[[ DATASET EXCERPTS open ]]

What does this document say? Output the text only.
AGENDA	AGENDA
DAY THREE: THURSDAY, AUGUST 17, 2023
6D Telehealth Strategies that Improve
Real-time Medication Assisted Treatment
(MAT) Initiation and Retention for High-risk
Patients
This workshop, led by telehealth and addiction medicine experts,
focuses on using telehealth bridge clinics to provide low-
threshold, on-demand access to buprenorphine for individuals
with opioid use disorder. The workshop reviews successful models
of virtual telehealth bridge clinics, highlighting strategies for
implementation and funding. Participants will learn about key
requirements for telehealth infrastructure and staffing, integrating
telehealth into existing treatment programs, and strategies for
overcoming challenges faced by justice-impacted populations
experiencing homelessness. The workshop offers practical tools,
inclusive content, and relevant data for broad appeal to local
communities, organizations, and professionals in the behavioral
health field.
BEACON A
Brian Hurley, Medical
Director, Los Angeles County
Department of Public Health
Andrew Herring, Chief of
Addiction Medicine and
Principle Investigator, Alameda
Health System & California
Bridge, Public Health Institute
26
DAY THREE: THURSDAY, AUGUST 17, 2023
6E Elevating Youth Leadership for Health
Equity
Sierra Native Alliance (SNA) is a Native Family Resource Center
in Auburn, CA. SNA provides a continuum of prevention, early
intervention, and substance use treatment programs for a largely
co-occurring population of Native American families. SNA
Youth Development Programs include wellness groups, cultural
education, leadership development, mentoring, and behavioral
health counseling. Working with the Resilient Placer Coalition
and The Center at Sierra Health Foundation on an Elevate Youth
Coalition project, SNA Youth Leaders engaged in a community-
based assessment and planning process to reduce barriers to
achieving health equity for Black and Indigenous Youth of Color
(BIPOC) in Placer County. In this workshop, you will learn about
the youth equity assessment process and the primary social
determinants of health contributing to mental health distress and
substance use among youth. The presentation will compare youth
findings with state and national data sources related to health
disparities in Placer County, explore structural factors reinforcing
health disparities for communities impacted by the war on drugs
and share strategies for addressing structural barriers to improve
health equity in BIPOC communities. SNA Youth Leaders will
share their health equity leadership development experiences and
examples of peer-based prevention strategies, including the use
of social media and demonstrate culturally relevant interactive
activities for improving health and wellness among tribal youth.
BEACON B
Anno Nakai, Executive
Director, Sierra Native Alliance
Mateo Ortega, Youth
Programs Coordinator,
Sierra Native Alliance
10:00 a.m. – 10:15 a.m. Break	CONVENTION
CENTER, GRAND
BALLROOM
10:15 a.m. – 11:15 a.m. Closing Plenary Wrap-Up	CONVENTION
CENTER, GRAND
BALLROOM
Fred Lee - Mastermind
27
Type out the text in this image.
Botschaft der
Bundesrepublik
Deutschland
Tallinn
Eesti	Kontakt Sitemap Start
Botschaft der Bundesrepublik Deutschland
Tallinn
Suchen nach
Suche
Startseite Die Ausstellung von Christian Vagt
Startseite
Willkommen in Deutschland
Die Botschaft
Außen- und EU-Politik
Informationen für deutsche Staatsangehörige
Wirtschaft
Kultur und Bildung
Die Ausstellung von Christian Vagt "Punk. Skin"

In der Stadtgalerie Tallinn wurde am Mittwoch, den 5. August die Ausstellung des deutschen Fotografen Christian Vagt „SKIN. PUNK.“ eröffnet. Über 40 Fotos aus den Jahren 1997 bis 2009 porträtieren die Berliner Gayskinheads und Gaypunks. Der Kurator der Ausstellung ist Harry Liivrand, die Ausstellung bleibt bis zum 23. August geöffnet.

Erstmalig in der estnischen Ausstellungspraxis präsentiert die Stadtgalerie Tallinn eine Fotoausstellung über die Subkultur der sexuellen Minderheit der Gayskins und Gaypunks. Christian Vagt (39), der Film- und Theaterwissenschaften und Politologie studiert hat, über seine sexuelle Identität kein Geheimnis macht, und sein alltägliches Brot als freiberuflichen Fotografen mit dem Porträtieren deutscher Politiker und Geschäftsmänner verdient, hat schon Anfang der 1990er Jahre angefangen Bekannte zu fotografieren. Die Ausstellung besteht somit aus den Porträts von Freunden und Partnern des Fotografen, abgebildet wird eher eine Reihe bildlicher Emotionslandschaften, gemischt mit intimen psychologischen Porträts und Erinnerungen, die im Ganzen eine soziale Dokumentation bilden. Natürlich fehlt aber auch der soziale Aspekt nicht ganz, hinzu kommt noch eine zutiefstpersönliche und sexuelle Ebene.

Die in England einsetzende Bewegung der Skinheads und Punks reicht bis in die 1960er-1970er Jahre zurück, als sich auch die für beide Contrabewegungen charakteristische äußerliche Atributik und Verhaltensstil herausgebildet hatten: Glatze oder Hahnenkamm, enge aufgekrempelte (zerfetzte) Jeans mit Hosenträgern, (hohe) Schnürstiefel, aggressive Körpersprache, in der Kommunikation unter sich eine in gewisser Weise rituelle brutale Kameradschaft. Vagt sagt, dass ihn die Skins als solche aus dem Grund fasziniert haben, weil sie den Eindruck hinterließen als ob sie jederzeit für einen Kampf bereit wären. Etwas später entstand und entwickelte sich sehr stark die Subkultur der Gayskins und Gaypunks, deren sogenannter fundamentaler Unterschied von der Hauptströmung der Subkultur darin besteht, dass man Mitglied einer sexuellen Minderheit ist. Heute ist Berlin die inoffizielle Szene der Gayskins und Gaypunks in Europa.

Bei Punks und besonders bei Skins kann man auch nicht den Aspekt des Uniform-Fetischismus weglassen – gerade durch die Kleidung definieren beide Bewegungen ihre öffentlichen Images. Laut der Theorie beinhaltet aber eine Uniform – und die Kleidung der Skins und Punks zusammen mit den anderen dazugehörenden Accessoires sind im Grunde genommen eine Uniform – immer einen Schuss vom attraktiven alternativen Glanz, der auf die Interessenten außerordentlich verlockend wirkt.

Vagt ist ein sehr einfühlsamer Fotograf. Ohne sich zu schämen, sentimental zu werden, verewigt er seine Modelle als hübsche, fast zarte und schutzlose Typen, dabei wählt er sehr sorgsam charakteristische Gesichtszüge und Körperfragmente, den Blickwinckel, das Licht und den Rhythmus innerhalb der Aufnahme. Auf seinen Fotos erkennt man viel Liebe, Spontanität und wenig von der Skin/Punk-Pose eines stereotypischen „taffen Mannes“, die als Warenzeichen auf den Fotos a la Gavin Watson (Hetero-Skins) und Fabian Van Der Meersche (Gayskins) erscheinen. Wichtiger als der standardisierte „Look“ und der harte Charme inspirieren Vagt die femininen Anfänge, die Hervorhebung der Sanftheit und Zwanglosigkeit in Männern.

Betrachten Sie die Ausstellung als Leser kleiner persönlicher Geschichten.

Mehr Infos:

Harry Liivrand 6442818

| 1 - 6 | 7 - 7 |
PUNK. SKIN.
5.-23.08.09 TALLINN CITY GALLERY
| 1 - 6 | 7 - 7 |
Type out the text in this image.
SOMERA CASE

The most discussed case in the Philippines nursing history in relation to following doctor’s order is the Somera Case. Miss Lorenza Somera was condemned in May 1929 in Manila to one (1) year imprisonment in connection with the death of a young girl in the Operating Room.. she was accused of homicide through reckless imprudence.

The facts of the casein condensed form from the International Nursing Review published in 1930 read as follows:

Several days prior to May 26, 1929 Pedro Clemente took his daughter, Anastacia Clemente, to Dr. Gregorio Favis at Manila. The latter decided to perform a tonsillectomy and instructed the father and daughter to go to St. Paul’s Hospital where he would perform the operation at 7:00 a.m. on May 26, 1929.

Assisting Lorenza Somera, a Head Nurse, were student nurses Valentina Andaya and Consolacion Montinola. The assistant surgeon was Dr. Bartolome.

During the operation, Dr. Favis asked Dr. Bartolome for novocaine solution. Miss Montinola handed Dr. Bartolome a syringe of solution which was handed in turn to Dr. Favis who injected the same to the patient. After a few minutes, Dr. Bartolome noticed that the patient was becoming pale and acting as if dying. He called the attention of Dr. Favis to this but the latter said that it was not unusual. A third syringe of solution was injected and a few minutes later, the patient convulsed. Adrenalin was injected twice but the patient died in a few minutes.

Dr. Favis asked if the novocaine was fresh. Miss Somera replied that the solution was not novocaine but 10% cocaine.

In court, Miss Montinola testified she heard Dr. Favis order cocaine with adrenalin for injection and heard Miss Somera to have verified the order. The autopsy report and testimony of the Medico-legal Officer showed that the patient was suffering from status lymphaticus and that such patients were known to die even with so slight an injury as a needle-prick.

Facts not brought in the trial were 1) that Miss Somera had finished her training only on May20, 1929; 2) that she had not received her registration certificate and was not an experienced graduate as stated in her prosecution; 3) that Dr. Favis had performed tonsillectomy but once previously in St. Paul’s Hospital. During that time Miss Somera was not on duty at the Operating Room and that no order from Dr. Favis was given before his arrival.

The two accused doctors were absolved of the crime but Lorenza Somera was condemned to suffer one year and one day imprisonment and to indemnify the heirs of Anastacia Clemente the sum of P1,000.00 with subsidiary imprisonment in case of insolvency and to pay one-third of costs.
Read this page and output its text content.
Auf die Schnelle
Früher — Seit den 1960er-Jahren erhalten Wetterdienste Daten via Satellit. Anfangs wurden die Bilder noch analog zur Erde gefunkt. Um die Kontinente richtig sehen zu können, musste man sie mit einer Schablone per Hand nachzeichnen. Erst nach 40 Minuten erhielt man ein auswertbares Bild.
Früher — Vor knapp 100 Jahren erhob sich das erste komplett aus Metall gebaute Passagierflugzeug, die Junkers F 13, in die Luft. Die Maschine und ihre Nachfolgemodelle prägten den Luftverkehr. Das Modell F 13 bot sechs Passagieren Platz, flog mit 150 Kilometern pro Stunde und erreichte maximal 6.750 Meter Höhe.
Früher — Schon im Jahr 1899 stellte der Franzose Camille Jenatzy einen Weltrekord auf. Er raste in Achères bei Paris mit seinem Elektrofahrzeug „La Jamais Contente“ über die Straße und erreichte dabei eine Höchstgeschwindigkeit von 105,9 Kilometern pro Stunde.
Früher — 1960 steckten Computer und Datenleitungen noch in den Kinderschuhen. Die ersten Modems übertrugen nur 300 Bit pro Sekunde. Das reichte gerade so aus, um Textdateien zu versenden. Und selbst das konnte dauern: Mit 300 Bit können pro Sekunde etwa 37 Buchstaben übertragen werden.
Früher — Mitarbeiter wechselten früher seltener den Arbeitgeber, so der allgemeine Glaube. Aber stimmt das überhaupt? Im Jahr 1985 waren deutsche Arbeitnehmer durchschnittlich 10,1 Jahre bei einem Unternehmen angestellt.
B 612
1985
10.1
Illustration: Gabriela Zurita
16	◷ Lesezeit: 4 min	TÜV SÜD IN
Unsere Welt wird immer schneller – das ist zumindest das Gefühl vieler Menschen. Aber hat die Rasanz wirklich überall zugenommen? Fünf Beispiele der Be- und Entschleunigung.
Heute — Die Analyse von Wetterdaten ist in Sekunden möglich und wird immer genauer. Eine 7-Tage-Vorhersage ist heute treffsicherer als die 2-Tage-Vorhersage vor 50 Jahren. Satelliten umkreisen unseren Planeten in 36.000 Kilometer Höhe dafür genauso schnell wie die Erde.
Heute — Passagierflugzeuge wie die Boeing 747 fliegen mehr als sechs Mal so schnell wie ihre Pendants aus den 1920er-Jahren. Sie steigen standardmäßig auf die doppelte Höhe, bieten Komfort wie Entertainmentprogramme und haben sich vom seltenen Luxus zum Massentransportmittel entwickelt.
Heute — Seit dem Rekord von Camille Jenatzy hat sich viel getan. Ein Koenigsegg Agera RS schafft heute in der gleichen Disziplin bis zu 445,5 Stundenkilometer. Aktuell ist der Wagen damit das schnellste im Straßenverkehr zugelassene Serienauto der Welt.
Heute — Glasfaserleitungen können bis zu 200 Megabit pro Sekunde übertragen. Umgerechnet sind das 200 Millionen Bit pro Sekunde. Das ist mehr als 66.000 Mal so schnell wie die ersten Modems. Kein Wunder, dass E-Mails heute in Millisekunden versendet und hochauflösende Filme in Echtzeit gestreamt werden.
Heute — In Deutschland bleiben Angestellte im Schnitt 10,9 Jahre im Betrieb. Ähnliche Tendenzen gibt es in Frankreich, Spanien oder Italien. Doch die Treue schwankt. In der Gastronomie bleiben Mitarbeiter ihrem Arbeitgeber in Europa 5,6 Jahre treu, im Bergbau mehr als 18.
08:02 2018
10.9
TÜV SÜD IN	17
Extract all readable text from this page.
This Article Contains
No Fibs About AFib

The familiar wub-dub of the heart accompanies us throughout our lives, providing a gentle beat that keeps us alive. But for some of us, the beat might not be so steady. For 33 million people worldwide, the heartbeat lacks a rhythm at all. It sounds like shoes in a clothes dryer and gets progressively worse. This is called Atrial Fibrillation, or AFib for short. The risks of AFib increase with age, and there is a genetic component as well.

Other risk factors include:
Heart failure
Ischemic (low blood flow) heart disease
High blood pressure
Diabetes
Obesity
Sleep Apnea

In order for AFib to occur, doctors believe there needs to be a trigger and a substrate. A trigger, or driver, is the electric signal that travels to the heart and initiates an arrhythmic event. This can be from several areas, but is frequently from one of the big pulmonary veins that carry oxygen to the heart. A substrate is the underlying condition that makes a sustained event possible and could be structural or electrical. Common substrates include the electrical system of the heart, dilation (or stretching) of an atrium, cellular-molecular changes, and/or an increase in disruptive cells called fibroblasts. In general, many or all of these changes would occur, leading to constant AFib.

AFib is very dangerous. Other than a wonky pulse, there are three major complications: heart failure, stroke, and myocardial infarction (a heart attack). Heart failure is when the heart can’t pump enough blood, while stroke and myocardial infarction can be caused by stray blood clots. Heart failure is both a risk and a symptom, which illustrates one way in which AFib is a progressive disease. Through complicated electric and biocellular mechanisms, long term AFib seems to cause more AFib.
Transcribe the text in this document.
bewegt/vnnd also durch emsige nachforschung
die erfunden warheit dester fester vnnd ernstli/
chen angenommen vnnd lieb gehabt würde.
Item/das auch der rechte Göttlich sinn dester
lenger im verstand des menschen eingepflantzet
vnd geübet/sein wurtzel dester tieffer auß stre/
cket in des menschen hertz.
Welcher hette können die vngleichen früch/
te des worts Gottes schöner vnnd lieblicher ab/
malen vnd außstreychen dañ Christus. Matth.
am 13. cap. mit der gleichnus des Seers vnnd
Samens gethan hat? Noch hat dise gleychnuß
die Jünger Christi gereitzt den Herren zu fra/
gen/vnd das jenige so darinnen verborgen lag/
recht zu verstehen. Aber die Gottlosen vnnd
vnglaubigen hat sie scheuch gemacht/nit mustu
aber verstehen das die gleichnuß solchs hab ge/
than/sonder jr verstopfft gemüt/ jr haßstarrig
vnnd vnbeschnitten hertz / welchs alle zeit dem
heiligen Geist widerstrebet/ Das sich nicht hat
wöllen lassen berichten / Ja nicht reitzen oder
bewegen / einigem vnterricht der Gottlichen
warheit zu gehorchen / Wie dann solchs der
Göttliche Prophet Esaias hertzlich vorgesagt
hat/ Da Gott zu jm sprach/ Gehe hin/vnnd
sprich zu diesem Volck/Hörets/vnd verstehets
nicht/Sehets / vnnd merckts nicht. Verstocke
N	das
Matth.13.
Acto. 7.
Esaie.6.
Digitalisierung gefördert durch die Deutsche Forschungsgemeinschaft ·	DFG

[[ DATASET EXCERPTS closed ]]

Report each line in the entries where the string "Bundesrepublik" occurs.

ANSWER TO THIS PROBLEM =>
Bundesrepublik
Botschaft der Bundesrepublik Deutschland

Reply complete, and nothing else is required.